PASSAGE PROVIDED:
API server, etcd, controller manager, and scheduler
Master the internals of the Kubernetes control plane. Understand how these four services collaborate to maintain the desired state of your global infrastructure.
The Anatomy of the Brain: API Server, etcd, Controller Manager, and Scheduler
If you want to move from being someone who "uses" Kubernetes to being a Kubernetes "Expert," you must understand the internal machinery of the Control Plane. These four components—the API Server, etcd, Controller Manager, and Scheduler—are the gears and pistons that power every high-availability cluster on the planet.
In this lesson, we will perform a "Virtual Dissection" of these four services. We will look at how they talk, how they crash, and how they recover. We will explore the algorithms the Scheduler uses to make decisions, the consistency models etcd uses to protect your data, and the loop-logic that keeps the Controller Manager running 24/7.
1. kube-apiserver: The Gateway and the Gatekeeper
The kube-apiserver is the central management hub of Kubernetes. No matter how you interact with your cluster—whether it’s through the kubectl CLI, a web dashboard, or an automated CI/CD pipeline—every single request goes through the API Server.
Its Primary Functions:
- Authentication: Who are you? (Certificates, Tokens, or OIDC).
- Authorization: What can you do? (RBAC - Role Based Access Control).
- Admission Control: Should this request be allowed based on cluster-wide policies? (e.g., "Don't allow pods without a 'team' label").
- Schema Validation: Is your YAML actually valid Kubernetes syntax?
- Synchronization: Coordinating the state changes between the user and the storage (etcd).

MATERIAL SUPPLIED:
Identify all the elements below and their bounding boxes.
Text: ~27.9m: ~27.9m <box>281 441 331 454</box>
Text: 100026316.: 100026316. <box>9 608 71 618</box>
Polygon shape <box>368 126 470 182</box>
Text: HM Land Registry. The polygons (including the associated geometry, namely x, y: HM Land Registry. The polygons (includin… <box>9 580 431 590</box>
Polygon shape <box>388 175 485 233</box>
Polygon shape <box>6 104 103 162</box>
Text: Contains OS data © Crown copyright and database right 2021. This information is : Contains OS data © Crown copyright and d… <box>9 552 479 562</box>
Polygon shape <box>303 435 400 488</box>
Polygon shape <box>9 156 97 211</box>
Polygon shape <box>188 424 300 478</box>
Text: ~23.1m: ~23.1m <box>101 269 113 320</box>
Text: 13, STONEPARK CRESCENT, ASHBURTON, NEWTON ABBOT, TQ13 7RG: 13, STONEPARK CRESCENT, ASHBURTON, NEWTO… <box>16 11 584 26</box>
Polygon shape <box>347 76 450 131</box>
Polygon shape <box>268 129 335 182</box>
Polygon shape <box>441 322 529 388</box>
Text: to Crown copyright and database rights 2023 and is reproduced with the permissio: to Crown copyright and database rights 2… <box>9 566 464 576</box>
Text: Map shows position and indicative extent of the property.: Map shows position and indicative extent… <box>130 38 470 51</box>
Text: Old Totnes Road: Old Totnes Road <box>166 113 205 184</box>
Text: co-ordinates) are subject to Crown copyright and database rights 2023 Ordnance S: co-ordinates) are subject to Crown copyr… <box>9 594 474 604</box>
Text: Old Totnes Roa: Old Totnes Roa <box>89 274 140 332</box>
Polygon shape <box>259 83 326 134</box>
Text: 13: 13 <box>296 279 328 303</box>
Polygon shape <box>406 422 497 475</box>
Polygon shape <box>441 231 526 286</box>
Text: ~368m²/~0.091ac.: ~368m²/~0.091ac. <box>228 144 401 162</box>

GIVEN EXERCISE:
Reproduce the passage on the Kubernetes control plane word for word, starting at "The Anatomy of" and ending at "on the planet.".

REPLY TO THE EXERCISE:
The Anatomy of the Brain: API Server, etcd, Controller Manager, and Scheduler
If you want to move from being someone who "uses" Kubernetes to being a Kubernetes "Expert," you must understand the internal machinery of the Control Plane. These four components—the API Server, etcd, Controller Manager, and Scheduler—are the gears and pistons that power every high-availability cluster on the planet.